**PROBLEM TO WORK ON**
Transcribe the whole listing below without changing a word, but leave out every image.

**RECORDS**

-- START --

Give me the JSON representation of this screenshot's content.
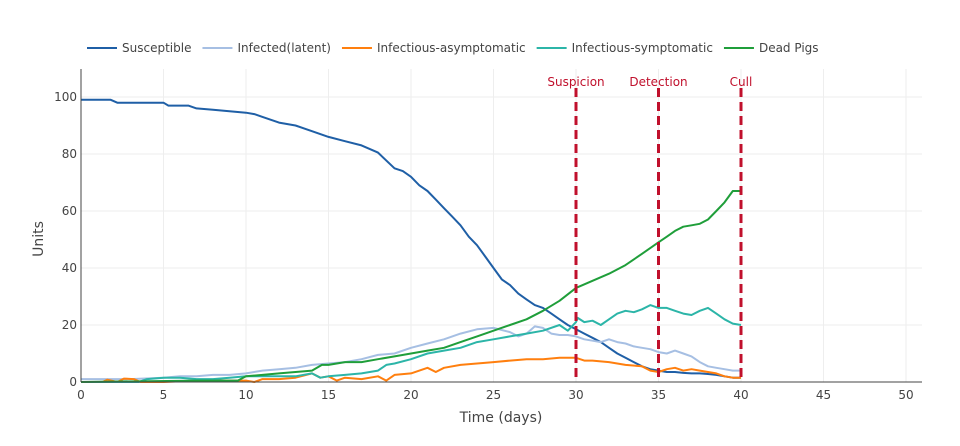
{
  "chart_data": {
    "type": "line",
    "title": "",
    "xlabel": "Time (days)",
    "ylabel": "Units",
    "xlim": [
      0,
      51
    ],
    "ylim": [
      0,
      110
    ],
    "grid": true,
    "legend_position": "top-left, horizontal",
    "x_ticks": [
      0,
      5,
      10,
      15,
      20,
      25,
      30,
      35,
      40,
      45,
      50
    ],
    "y_ticks": [
      0,
      20,
      40,
      60,
      80,
      100
    ],
    "series": [
      {
        "name": "Susceptible",
        "color": "#1f5fa6",
        "x": [
          0,
          1.8,
          2.2,
          5,
          5.3,
          6.5,
          7,
          8,
          9,
          10,
          10.5,
          11,
          12,
          13,
          14,
          15,
          16,
          17,
          18,
          19,
          19.5,
          20,
          20.5,
          21,
          21.5,
          22,
          22.5,
          23,
          23.5,
          24,
          24.5,
          25,
          25.5,
          26,
          26.5,
          27,
          27.5,
          28,
          28.5,
          29,
          29.5,
          30,
          30.5,
          31,
          31.5,
          32,
          32.5,
          33,
          33.5,
          34,
          34.5,
          35,
          35.5,
          36,
          36.5,
          37,
          37.5,
          38,
          38.5,
          39,
          39.5,
          40
        ],
        "values": [
          99,
          99,
          98,
          98,
          97,
          97,
          96,
          95.5,
          95,
          94.5,
          94,
          93,
          91,
          90,
          88,
          86,
          84.5,
          83,
          80.5,
          75,
          74,
          72,
          69,
          67,
          64,
          61,
          58,
          55,
          51,
          48,
          44,
          40,
          36,
          34,
          31,
          29,
          27,
          26,
          24,
          22,
          20,
          18.5,
          17,
          15.5,
          14,
          12,
          10,
          8.5,
          7,
          5.5,
          4.5,
          4,
          3.5,
          3.5,
          3.2,
          3,
          3,
          2.8,
          2.5,
          2,
          1.5,
          1.5
        ]
      },
      {
        "name": "Infected(latent)",
        "color": "#a6bfe3",
        "x": [
          0,
          3,
          5,
          6,
          7,
          8,
          9,
          10,
          11,
          12,
          13,
          14,
          15,
          16,
          17,
          18,
          19,
          20,
          21,
          22,
          23,
          24,
          25,
          26,
          26.5,
          27,
          27.5,
          28,
          28.5,
          29,
          29.5,
          30,
          30.5,
          31,
          31.5,
          32,
          32.5,
          33,
          33.5,
          34,
          34.5,
          35,
          35.5,
          36,
          36.5,
          37,
          37.5,
          38,
          38.5,
          39,
          39.5,
          40
        ],
        "values": [
          1,
          1,
          1.5,
          2,
          2,
          2.5,
          2.5,
          3,
          4,
          4.5,
          5,
          6,
          6.5,
          7,
          8,
          9.5,
          10,
          12,
          13.5,
          15,
          17,
          18.5,
          19,
          17.5,
          16,
          17,
          19.5,
          19,
          17,
          16.5,
          16.5,
          16,
          15,
          14.5,
          14,
          15,
          14,
          13.5,
          12.5,
          12,
          11.5,
          10.5,
          10,
          11,
          10,
          9,
          7,
          5.5,
          5,
          4.5,
          4,
          4
        ]
      },
      {
        "name": "Infectious-asymptomatic",
        "color": "#ff7f0e",
        "x": [
          0,
          1.3,
          1.6,
          2.2,
          2.6,
          3.2,
          3.6,
          5,
          7,
          9,
          10,
          10.5,
          11,
          12,
          13,
          14,
          14.5,
          15,
          15.5,
          16,
          17,
          18,
          18.5,
          19,
          20,
          21,
          21.5,
          22,
          23,
          24,
          25,
          26,
          27,
          28,
          29,
          30,
          30.5,
          31,
          32,
          33,
          34,
          34.5,
          35,
          35.5,
          36,
          36.5,
          37,
          37.5,
          38,
          38.5,
          39,
          39.5,
          40
        ],
        "values": [
          0,
          0,
          0.8,
          0,
          1.2,
          1,
          0,
          0,
          0.5,
          0.5,
          0.5,
          0,
          1,
          1,
          1.5,
          3,
          1.5,
          2,
          0.5,
          1.5,
          1,
          2,
          0.5,
          2.5,
          3,
          5,
          3.5,
          5,
          6,
          6.5,
          7,
          7.5,
          8,
          8,
          8.5,
          8.5,
          7.5,
          7.5,
          7,
          6,
          5.5,
          4,
          3.5,
          4.5,
          5,
          4,
          4.5,
          4,
          3.5,
          3,
          2,
          1.5,
          1.5
        ]
      },
      {
        "name": "Infectious-symptomatic",
        "color": "#2cb5a8",
        "x": [
          0,
          3.5,
          4,
          5,
          6,
          7,
          8,
          9,
          10,
          11,
          12,
          13,
          14,
          14.5,
          15,
          16,
          17,
          18,
          18.5,
          19,
          20,
          21,
          22,
          23,
          24,
          25,
          26,
          27,
          28,
          29,
          29.5,
          30,
          30.1,
          30.5,
          31,
          31.5,
          32,
          32.5,
          33,
          33.5,
          34,
          34.5,
          35,
          35.5,
          36,
          36.5,
          37,
          37.5,
          38,
          38.5,
          39,
          39.5,
          40
        ],
        "values": [
          0,
          0,
          1,
          1.5,
          1.5,
          1,
          1,
          1.5,
          2,
          2,
          2,
          2,
          3,
          1.5,
          2,
          2.5,
          3,
          4,
          6,
          6.5,
          8,
          10,
          11,
          12,
          14,
          15,
          16,
          17,
          18,
          20,
          18,
          21,
          22.5,
          21,
          21.5,
          20,
          22,
          24,
          25,
          24.5,
          25.5,
          27,
          26,
          26,
          25,
          24,
          23.5,
          25,
          26,
          24,
          22,
          20.5,
          20
        ]
      },
      {
        "name": "Dead Pigs",
        "color": "#1f9e3a",
        "x": [
          0,
          7,
          9.5,
          10,
          11,
          12,
          13,
          14,
          14.6,
          15,
          16,
          17,
          18,
          19,
          20,
          21,
          22,
          23,
          24,
          25,
          26,
          27,
          28,
          29,
          30,
          31,
          32,
          33,
          34,
          35,
          35.5,
          36,
          36.5,
          37,
          37.5,
          38,
          38.5,
          39,
          39.5,
          40
        ],
        "values": [
          0,
          0.5,
          0.5,
          2,
          2.5,
          3,
          3.5,
          4,
          6,
          6,
          7,
          7,
          8,
          9,
          10,
          11,
          12,
          14,
          16,
          18,
          20,
          22,
          25,
          28.5,
          33,
          35.5,
          38,
          41,
          45,
          49,
          51,
          53,
          54.5,
          55,
          55.5,
          57,
          60,
          63,
          67,
          67
        ]
      }
    ],
    "annotations": [
      {
        "label": "Suspicion",
        "x": 30,
        "color": "#c0102c"
      },
      {
        "label": "Detection",
        "x": 35,
        "color": "#c0102c"
      },
      {
        "label": "Cull",
        "x": 40,
        "color": "#c0102c"
      }
    ]
  }
}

-- END --

**FINISHED EXERCISE**
Give me the JSON representation of this screenshot's content.
{
  "chart_data": {
    "type": "line",
    "title": "",
    "xlabel": "Time (days)",
    "ylabel": "Units",
    "xlim": [
      0,
      51
    ],
    "ylim": [
      0,
      110
    ],
    "grid": true,
    "legend_position": "top-left, horizontal",
    "x_ticks": [
      0,
      5,
      10,
      15,
      20,
      25,
      30,
      35,
      40,
      45,
      50
    ],
    "y_ticks": [
      0,
      20,
      40,
      60,
      80,
      100
    ],
    "series": [
      {
        "name": "Susceptible",
        "color": "#1f5fa6",
        "x": [
          0,
          1.8,
          2.2,
          5,
          5.3,
          6.5,
          7,
          8,
          9,
          10,
          10.5,
          11,
          12,
          13,
          14,
          15,
          16,
          17,
          18,
          19,
          19.5,
          20,
          20.5,
          21,
          21.5,
          22,
          22.5,
          23,
          23.5,
          24,
          24.5,
          25,
          25.5,
          26,
          26.5,
          27,
          27.5,
          28,
          28.5,
          29,
          29.5,
          30,
          30.5,
          31,
          31.5,
          32,
          32.5,
          33,
          33.5,
          34,
          34.5,
          35,
          35.5,
          36,
          36.5,
          37,
          37.5,
          38,
          38.5,
          39,
          39.5,
          40
        ],
        "values": [
          99,
          99,
          98,
          98,
          97,
          97,
          96,
          95.5,
          95,
          94.5,
          94,
          93,
          91,
          90,
          88,
          86,
          84.5,
          83,
          80.5,
          75,
          74,
          72,
          69,
          67,
          64,
          61,
          58,
          55,
          51,
          48,
          44,
          40,
          36,
          34,
          31,
          29,
          27,
          26,
          24,
          22,
          20,
          18.5,
          17,
          15.5,
          14,
          12,
          10,
          8.5,
          7,
          5.5,
          4.5,
          4,
          3.5,
          3.5,
          3.2,
          3,
          3,
          2.8,
          2.5,
          2,
          1.5,
          1.5
        ]
      },
      {
        "name": "Infected(latent)",
        "color": "#a6bfe3",
        "x": [
          0,
          3,
          5,
          6,
          7,
          8,
          9,
          10,
          11,
          12,
          13,
          14,
          15,
          16,
          17,
          18,
          19,
          20,
          21,
          22,
          23,
          24,
          25,
          26,
          26.5,
          27,
          27.5,
          28,
          28.5,
          29,
          29.5,
          30,
          30.5,
          31,
          31.5,
          32,
          32.5,
          33,
          33.5,
          34,
          34.5,
          35,
          35.5,
          36,
          36.5,
          37,
          37.5,
          38,
          38.5,
          39,
          39.5,
          40
        ],
        "values": [
          1,
          1,
          1.5,
          2,
          2,
          2.5,
          2.5,
          3,
          4,
          4.5,
          5,
          6,
          6.5,
          7,
          8,
          9.5,
          10,
          12,
          13.5,
          15,
          17,
          18.5,
          19,
          17.5,
          16,
          17,
          19.5,
          19,
          17,
          16.5,
          16.5,
          16,
          15,
          14.5,
          14,
          15,
          14,
          13.5,
          12.5,
          12,
          11.5,
          10.5,
          10,
          11,
          10,
          9,
          7,
          5.5,
          5,
          4.5,
          4,
          4
        ]
      },
      {
        "name": "Infectious-asymptomatic",
        "color": "#ff7f0e",
        "x": [
          0,
          1.3,
          1.6,
          2.2,
          2.6,
          3.2,
          3.6,
          5,
          7,
          9,
          10,
          10.5,
          11,
          12,
          13,
          14,
          14.5,
          15,
          15.5,
          16,
          17,
          18,
          18.5,
          19,
          20,
          21,
          21.5,
          22,
          23,
          24,
          25,
          26,
          27,
          28,
          29,
          30,
          30.5,
          31,
          32,
          33,
          34,
          34.5,
          35,
          35.5,
          36,
          36.5,
          37,
          37.5,
          38,
          38.5,
          39,
          39.5,
          40
        ],
        "values": [
          0,
          0,
          0.8,
          0,
          1.2,
          1,
          0,
          0,
          0.5,
          0.5,
          0.5,
          0,
          1,
          1,
          1.5,
          3,
          1.5,
          2,
          0.5,
          1.5,
          1,
          2,
          0.5,
          2.5,
          3,
          5,
          3.5,
          5,
          6,
          6.5,
          7,
          7.5,
          8,
          8,
          8.5,
          8.5,
          7.5,
          7.5,
          7,
          6,
          5.5,
          4,
          3.5,
          4.5,
          5,
          4,
          4.5,
          4,
          3.5,
          3,
          2,
          1.5,
          1.5
        ]
      },
      {
        "name": "Infectious-symptomatic",
        "color": "#2cb5a8",
        "x": [
          0,
          3.5,
          4,
          5,
          6,
          7,
          8,
          9,
          10,
          11,
          12,
          13,
          14,
          14.5,
          15,
          16,
          17,
          18,
          18.5,
          19,
          20,
          21,
          22,
          23,
          24,
          25,
          26,
          27,
          28,
          29,
          29.5,
          30,
          30.1,
          30.5,
          31,
          31.5,
          32,
          32.5,
          33,
          33.5,
          34,
          34.5,
          35,
          35.5,
          36,
          36.5,
          37,
          37.5,
          38,
          38.5,
          39,
          39.5,
          40
        ],
        "values": [
          0,
          0,
          1,
          1.5,
          1.5,
          1,
          1,
          1.5,
          2,
          2,
          2,
          2,
          3,
          1.5,
          2,
          2.5,
          3,
          4,
          6,
          6.5,
          8,
          10,
          11,
          12,
          14,
          15,
          16,
          17,
          18,
          20,
          18,
          21,
          22.5,
          21,
          21.5,
          20,
          22,
          24,
          25,
          24.5,
          25.5,
          27,
          26,
          26,
          25,
          24,
          23.5,
          25,
          26,
          24,
          22,
          20.5,
          20
        ]
      },
      {
        "name": "Dead Pigs",
        "color": "#1f9e3a",
        "x": [
          0,
          7,
          9.5,
          10,
          11,
          12,
          13,
          14,
          14.6,
          15,
          16,
          17,
          18,
          19,
          20,
          21,
          22,
          23,
          24,
          25,
          26,
          27,
          28,
          29,
          30,
          31,
          32,
          33,
          34,
          35,
          35.5,
          36,
          36.5,
          37,
          37.5,
          38,
          38.5,
          39,
          39.5,
          40
        ],
        "values": [
          0,
          0.5,
          0.5,
          2,
          2.5,
          3,
          3.5,
          4,
          6,
          6,
          7,
          7,
          8,
          9,
          10,
          11,
          12,
          14,
          16,
          18,
          20,
          22,
          25,
          28.5,
          33,
          35.5,
          38,
          41,
          45,
          49,
          51,
          53,
          54.5,
          55,
          55.5,
          57,
          60,
          63,
          67,
          67
        ]
      }
    ],
    "annotations": [
      {
        "label": "Suspicion",
        "x": 30,
        "color": "#c0102c"
      },
      {
        "label": "Detection",
        "x": 35,
        "color": "#c0102c"
      },
      {
        "label": "Cull",
        "x": 40,
        "color": "#c0102c"
      }
    ]
  }
}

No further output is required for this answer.